▸ Recorded data:
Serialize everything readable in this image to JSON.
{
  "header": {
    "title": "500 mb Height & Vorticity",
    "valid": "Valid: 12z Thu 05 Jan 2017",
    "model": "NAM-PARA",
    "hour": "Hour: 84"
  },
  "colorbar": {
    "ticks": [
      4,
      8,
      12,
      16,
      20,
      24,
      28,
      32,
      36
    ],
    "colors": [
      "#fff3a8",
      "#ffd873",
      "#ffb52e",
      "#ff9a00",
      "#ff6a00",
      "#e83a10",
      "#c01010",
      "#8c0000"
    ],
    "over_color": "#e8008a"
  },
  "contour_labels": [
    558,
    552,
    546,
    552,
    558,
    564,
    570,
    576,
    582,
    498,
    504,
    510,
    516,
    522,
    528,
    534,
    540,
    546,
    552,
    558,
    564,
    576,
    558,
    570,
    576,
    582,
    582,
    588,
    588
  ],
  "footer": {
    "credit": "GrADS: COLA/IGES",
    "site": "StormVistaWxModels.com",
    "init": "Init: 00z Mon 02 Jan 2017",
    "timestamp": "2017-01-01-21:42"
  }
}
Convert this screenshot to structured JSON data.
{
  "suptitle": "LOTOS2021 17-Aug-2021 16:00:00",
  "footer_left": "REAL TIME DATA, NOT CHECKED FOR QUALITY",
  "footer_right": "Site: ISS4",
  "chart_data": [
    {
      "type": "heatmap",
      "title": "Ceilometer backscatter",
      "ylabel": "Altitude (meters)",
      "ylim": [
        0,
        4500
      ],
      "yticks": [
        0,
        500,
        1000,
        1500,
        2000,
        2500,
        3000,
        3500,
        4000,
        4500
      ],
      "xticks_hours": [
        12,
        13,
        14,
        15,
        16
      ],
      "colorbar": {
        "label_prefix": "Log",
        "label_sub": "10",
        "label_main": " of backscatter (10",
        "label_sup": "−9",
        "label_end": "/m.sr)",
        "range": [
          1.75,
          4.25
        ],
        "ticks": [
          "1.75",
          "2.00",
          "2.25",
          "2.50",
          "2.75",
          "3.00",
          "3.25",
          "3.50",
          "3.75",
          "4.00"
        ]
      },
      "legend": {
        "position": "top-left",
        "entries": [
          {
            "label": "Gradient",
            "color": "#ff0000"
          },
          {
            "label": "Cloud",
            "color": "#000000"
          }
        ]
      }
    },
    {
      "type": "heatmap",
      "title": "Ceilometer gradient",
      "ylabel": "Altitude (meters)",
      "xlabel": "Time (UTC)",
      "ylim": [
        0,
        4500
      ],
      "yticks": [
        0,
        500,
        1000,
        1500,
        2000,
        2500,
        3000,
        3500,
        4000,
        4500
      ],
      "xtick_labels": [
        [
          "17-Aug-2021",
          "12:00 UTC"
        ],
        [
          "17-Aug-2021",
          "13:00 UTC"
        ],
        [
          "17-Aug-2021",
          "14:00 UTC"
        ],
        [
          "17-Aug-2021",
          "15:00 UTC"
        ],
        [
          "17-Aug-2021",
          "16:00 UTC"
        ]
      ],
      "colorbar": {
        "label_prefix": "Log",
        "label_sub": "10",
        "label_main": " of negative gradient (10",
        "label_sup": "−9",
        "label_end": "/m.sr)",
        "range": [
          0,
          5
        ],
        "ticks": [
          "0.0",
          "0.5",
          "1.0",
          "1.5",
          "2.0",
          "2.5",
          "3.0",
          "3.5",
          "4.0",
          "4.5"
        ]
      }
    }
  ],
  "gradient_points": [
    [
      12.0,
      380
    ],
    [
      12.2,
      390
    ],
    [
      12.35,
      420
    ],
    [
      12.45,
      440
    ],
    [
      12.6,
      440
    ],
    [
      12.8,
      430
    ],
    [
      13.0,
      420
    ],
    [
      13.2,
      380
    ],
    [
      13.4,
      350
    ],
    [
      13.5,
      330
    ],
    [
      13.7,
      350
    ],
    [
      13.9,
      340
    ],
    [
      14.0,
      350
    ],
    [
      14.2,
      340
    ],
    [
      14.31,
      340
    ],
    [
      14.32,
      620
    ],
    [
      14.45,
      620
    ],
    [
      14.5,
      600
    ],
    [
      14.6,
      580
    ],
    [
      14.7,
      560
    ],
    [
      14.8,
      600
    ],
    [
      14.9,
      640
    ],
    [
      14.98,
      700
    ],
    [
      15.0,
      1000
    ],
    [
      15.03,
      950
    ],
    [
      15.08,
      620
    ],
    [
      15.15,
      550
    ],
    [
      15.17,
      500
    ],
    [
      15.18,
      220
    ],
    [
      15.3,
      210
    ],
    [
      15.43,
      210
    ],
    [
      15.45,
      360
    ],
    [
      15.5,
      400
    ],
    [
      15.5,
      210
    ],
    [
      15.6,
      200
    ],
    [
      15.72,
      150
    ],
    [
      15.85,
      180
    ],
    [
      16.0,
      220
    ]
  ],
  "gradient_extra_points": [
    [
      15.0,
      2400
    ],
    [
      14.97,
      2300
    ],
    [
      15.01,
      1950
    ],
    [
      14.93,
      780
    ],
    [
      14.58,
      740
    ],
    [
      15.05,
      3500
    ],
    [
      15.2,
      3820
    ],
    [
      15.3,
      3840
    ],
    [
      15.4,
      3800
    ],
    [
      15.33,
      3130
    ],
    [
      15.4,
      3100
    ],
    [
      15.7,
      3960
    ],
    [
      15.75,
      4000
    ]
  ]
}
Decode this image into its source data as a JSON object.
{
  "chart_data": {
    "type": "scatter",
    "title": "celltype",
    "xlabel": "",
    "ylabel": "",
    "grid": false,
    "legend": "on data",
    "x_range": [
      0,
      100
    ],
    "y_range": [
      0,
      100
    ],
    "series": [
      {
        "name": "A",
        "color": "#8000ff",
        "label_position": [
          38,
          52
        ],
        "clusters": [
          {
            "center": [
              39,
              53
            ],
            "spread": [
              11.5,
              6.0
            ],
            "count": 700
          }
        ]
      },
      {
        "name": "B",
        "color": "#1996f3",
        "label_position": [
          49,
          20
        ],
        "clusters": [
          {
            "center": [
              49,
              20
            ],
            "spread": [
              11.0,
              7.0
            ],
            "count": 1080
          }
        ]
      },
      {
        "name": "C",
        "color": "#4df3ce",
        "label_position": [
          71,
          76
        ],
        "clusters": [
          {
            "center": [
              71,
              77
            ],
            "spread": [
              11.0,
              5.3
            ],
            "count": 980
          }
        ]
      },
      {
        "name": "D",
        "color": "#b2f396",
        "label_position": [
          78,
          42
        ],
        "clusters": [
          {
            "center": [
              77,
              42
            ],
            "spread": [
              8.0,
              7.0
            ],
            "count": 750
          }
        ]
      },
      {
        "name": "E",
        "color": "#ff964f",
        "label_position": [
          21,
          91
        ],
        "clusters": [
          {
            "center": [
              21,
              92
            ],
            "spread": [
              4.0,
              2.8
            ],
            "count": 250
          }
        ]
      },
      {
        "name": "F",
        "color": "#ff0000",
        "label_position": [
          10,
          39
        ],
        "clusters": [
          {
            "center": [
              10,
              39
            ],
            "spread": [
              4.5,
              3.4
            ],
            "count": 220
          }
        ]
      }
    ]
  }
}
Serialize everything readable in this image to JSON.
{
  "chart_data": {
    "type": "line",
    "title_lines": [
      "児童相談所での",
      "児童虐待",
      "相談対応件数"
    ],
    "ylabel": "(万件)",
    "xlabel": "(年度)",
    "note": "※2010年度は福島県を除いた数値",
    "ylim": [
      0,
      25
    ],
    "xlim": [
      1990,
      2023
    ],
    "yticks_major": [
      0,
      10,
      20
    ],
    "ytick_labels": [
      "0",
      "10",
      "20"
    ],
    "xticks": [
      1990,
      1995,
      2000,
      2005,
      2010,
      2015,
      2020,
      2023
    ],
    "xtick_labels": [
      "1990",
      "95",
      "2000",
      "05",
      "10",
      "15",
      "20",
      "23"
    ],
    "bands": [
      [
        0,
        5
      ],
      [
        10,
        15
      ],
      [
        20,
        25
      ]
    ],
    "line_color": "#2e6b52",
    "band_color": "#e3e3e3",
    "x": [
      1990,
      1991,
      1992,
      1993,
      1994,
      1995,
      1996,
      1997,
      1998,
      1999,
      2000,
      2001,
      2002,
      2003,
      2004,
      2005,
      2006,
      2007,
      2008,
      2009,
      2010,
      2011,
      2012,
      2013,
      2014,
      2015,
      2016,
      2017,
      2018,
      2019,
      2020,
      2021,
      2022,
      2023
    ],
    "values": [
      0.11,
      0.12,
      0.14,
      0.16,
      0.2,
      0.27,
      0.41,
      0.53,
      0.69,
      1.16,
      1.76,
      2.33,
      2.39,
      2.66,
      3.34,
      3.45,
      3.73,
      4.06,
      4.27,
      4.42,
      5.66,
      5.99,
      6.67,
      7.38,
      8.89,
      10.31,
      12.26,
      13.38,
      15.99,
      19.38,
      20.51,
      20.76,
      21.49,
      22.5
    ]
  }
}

▸ What needs to be done:
Report the number of lines in the entries above that include the word "name" and add nothing to it.

▸ Exercise answer:
6